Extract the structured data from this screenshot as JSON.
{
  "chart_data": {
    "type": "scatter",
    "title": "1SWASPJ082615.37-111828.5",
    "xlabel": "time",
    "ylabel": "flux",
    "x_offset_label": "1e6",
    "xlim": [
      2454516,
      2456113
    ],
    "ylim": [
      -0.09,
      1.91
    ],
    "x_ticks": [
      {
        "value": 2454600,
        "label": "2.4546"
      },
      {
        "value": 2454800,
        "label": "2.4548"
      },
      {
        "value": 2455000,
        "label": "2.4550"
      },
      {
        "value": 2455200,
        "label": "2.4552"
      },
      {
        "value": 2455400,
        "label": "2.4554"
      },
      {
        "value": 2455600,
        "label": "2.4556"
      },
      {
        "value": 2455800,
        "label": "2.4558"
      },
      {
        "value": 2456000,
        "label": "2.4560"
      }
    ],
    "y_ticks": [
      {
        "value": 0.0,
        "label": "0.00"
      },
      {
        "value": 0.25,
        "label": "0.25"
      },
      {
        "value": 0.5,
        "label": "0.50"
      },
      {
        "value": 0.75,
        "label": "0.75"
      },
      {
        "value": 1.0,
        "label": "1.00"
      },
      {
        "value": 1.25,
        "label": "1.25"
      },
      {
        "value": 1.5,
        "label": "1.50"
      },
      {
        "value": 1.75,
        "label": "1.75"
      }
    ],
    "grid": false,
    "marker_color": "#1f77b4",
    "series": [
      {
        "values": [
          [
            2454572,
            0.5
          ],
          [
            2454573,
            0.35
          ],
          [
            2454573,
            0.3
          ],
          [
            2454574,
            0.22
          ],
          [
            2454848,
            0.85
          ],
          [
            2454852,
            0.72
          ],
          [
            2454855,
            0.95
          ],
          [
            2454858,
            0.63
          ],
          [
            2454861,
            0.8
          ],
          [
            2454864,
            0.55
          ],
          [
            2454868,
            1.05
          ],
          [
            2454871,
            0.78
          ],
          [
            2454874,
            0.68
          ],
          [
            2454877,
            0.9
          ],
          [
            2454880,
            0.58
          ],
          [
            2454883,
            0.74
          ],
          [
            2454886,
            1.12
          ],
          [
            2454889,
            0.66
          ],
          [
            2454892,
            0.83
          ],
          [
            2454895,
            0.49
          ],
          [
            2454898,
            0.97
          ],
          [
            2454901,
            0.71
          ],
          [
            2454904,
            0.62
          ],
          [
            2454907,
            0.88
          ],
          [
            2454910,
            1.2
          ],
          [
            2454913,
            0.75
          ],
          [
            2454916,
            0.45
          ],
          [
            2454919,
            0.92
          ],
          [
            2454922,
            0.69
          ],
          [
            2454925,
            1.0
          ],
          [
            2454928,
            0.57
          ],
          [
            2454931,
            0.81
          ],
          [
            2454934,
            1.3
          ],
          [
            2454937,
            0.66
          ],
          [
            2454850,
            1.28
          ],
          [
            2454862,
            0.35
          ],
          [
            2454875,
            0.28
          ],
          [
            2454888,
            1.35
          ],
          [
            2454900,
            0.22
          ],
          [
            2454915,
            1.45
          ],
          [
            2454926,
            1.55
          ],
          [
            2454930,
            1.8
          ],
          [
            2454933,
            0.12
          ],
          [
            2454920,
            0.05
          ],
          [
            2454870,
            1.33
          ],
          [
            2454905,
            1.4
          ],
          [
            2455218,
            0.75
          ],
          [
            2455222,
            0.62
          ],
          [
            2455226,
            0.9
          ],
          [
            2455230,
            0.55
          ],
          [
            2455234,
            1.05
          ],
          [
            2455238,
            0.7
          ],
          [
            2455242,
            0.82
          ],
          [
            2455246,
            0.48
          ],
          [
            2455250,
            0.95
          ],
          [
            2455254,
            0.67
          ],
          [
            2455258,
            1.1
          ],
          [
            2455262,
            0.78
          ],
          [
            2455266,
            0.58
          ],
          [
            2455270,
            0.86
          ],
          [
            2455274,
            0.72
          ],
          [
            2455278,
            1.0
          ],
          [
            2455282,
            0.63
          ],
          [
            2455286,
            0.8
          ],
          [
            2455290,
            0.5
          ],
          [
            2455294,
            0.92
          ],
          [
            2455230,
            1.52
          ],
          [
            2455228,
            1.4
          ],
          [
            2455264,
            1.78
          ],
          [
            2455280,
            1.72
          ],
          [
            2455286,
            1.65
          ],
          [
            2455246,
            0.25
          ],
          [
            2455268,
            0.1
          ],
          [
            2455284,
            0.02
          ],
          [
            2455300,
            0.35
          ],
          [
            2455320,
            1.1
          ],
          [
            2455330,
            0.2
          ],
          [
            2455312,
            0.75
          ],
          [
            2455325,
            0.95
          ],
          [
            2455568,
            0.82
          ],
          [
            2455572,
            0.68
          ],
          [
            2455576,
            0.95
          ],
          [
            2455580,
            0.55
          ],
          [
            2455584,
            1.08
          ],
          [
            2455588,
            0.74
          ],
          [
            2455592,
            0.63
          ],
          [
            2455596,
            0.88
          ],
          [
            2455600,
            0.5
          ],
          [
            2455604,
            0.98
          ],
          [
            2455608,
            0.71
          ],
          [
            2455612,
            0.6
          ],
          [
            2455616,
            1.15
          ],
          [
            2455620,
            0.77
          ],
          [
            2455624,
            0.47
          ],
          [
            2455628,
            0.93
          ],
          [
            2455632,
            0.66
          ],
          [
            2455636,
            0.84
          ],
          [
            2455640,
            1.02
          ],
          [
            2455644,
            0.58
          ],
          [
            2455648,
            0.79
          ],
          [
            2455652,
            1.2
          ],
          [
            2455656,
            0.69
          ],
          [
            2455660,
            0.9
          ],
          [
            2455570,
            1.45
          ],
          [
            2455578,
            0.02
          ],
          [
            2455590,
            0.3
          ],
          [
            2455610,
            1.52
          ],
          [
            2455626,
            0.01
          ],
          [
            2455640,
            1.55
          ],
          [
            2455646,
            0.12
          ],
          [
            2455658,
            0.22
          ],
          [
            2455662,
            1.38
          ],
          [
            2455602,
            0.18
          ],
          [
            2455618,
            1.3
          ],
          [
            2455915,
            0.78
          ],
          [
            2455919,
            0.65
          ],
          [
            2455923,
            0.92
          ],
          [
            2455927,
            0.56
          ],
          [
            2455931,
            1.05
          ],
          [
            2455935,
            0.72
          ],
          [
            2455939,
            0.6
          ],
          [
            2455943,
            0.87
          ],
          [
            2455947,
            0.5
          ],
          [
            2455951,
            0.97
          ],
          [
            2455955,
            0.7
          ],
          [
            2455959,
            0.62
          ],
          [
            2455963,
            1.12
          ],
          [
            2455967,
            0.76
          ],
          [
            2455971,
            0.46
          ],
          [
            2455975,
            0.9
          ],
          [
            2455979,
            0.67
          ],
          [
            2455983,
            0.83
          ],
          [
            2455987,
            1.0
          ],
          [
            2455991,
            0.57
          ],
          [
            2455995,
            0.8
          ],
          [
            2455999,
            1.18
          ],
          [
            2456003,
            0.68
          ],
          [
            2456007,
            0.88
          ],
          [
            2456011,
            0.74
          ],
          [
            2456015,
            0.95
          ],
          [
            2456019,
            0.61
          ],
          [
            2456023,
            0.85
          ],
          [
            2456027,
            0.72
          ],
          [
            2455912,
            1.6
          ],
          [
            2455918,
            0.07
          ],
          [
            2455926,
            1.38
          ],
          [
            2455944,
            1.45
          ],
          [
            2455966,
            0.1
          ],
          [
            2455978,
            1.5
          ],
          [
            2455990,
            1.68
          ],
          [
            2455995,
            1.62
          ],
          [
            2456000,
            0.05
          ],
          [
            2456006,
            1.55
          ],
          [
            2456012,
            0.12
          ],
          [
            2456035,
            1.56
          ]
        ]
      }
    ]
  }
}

- [Exercise brief] Print out the whole listing exactly as it appears.

- [Written solution]
Extract the structured data from this screenshot as JSON.
{
  "chart_data": {
    "type": "scatter",
    "title": "1SWASPJ082615.37-111828.5",
    "xlabel": "time",
    "ylabel": "flux",
    "x_offset_label": "1e6",
    "xlim": [
      2454516,
      2456113
    ],
    "ylim": [
      -0.09,
      1.91
    ],
    "x_ticks": [
      {
        "value": 2454600,
        "label": "2.4546"
      },
      {
        "value": 2454800,
        "label": "2.4548"
      },
      {
        "value": 2455000,
        "label": "2.4550"
      },
      {
        "value": 2455200,
        "label": "2.4552"
      },
      {
        "value": 2455400,
        "label": "2.4554"
      },
      {
        "value": 2455600,
        "label": "2.4556"
      },
      {
        "value": 2455800,
        "label": "2.4558"
      },
      {
        "value": 2456000,
        "label": "2.4560"
      }
    ],
    "y_ticks": [
      {
        "value": 0.0,
        "label": "0.00"
      },
      {
        "value": 0.25,
        "label": "0.25"
      },
      {
        "value": 0.5,
        "label": "0.50"
      },
      {
        "value": 0.75,
        "label": "0.75"
      },
      {
        "value": 1.0,
        "label": "1.00"
      },
      {
        "value": 1.25,
        "label": "1.25"
      },
      {
        "value": 1.5,
        "label": "1.50"
      },
      {
        "value": 1.75,
        "label": "1.75"
      }
    ],
    "grid": false,
    "marker_color": "#1f77b4",
    "series": [
      {
        "values": [
          [
            2454572,
            0.5
          ],
          [
            2454573,
            0.35
          ],
          [
            2454573,
            0.3
          ],
          [
            2454574,
            0.22
          ],
          [
            2454848,
            0.85
          ],
          [
            2454852,
            0.72
          ],
          [
            2454855,
            0.95
          ],
          [
            2454858,
            0.63
          ],
          [
            2454861,
            0.8
          ],
          [
            2454864,
            0.55
          ],
          [
            2454868,
            1.05
          ],
          [
            2454871,
            0.78
          ],
          [
            2454874,
            0.68
          ],
          [
            2454877,
            0.9
          ],
          [
            2454880,
            0.58
          ],
          [
            2454883,
            0.74
          ],
          [
            2454886,
            1.12
          ],
          [
            2454889,
            0.66
          ],
          [
            2454892,
            0.83
          ],
          [
            2454895,
            0.49
          ],
          [
            2454898,
            0.97
          ],
          [
            2454901,
            0.71
          ],
          [
            2454904,
            0.62
          ],
          [
            2454907,
            0.88
          ],
          [
            2454910,
            1.2
          ],
          [
            2454913,
            0.75
          ],
          [
            2454916,
            0.45
          ],
          [
            2454919,
            0.92
          ],
          [
            2454922,
            0.69
          ],
          [
            2454925,
            1.0
          ],
          [
            2454928,
            0.57
          ],
          [
            2454931,
            0.81
          ],
          [
            2454934,
            1.3
          ],
          [
            2454937,
            0.66
          ],
          [
            2454850,
            1.28
          ],
          [
            2454862,
            0.35
          ],
          [
            2454875,
            0.28
          ],
          [
            2454888,
            1.35
          ],
          [
            2454900,
            0.22
          ],
          [
            2454915,
            1.45
          ],
          [
            2454926,
            1.55
          ],
          [
            2454930,
            1.8
          ],
          [
            2454933,
            0.12
          ],
          [
            2454920,
            0.05
          ],
          [
            2454870,
            1.33
          ],
          [
            2454905,
            1.4
          ],
          [
            2455218,
            0.75
          ],
          [
            2455222,
            0.62
          ],
          [
            2455226,
            0.9
          ],
          [
            2455230,
            0.55
          ],
          [
            2455234,
            1.05
          ],
          [
            2455238,
            0.7
          ],
          [
            2455242,
            0.82
          ],
          [
            2455246,
            0.48
          ],
          [
            2455250,
            0.95
          ],
          [
            2455254,
            0.67
          ],
          [
            2455258,
            1.1
          ],
          [
            2455262,
            0.78
          ],
          [
            2455266,
            0.58
          ],
          [
            2455270,
            0.86
          ],
          [
            2455274,
            0.72
          ],
          [
            2455278,
            1.0
          ],
          [
            2455282,
            0.63
          ],
          [
            2455286,
            0.8
          ],
          [
            2455290,
            0.5
          ],
          [
            2455294,
            0.92
          ],
          [
            2455230,
            1.52
          ],
          [
            2455228,
            1.4
          ],
          [
            2455264,
            1.78
          ],
          [
            2455280,
            1.72
          ],
          [
            2455286,
            1.65
          ],
          [
            2455246,
            0.25
          ],
          [
            2455268,
            0.1
          ],
          [
            2455284,
            0.02
          ],
          [
            2455300,
            0.35
          ],
          [
            2455320,
            1.1
          ],
          [
            2455330,
            0.2
          ],
          [
            2455312,
            0.75
          ],
          [
            2455325,
            0.95
          ],
          [
            2455568,
            0.82
          ],
          [
            2455572,
            0.68
          ],
          [
            2455576,
            0.95
          ],
          [
            2455580,
            0.55
          ],
          [
            2455584,
            1.08
          ],
          [
            2455588,
            0.74
          ],
          [
            2455592,
            0.63
          ],
          [
            2455596,
            0.88
          ],
          [
            2455600,
            0.5
          ],
          [
            2455604,
            0.98
          ],
          [
            2455608,
            0.71
          ],
          [
            2455612,
            0.6
          ],
          [
            2455616,
            1.15
          ],
          [
            2455620,
            0.77
          ],
          [
            2455624,
            0.47
          ],
          [
            2455628,
            0.93
          ],
          [
            2455632,
            0.66
          ],
          [
            2455636,
            0.84
          ],
          [
            2455640,
            1.02
          ],
          [
            2455644,
            0.58
          ],
          [
            2455648,
            0.79
          ],
          [
            2455652,
            1.2
          ],
          [
            2455656,
            0.69
          ],
          [
            2455660,
            0.9
          ],
          [
            2455570,
            1.45
          ],
          [
            2455578,
            0.02
          ],
          [
            2455590,
            0.3
          ],
          [
            2455610,
            1.52
          ],
          [
            2455626,
            0.01
          ],
          [
            2455640,
            1.55
          ],
          [
            2455646,
            0.12
          ],
          [
            2455658,
            0.22
          ],
          [
            2455662,
            1.38
          ],
          [
            2455602,
            0.18
          ],
          [
            2455618,
            1.3
          ],
          [
            2455915,
            0.78
          ],
          [
            2455919,
            0.65
          ],
          [
            2455923,
            0.92
          ],
          [
            2455927,
            0.56
          ],
          [
            2455931,
            1.05
          ],
          [
            2455935,
            0.72
          ],
          [
            2455939,
            0.6
          ],
          [
            2455943,
            0.87
          ],
          [
            2455947,
            0.5
          ],
          [
            2455951,
            0.97
          ],
          [
            2455955,
            0.7
          ],
          [
            2455959,
            0.62
          ],
          [
            2455963,
            1.12
          ],
          [
            2455967,
            0.76
          ],
          [
            2455971,
            0.46
          ],
          [
            2455975,
            0.9
          ],
          [
            2455979,
            0.67
          ],
          [
            2455983,
            0.83
          ],
          [
            2455987,
            1.0
          ],
          [
            2455991,
            0.57
          ],
          [
            2455995,
            0.8
          ],
          [
            2455999,
            1.18
          ],
          [
            2456003,
            0.68
          ],
          [
            2456007,
            0.88
          ],
          [
            2456011,
            0.74
          ],
          [
            2456015,
            0.95
          ],
          [
            2456019,
            0.61
          ],
          [
            2456023,
            0.85
          ],
          [
            2456027,
            0.72
          ],
          [
            2455912,
            1.6
          ],
          [
            2455918,
            0.07
          ],
          [
            2455926,
            1.38
          ],
          [
            2455944,
            1.45
          ],
          [
            2455966,
            0.1
          ],
          [
            2455978,
            1.5
          ],
          [
            2455990,
            1.68
          ],
          [
            2455995,
            1.62
          ],
          [
            2456000,
            0.05
          ],
          [
            2456006,
            1.55
          ],
          [
            2456012,
            0.12
          ],
          [
            2456035,
            1.56
          ]
        ]
      }
    ]
  }
}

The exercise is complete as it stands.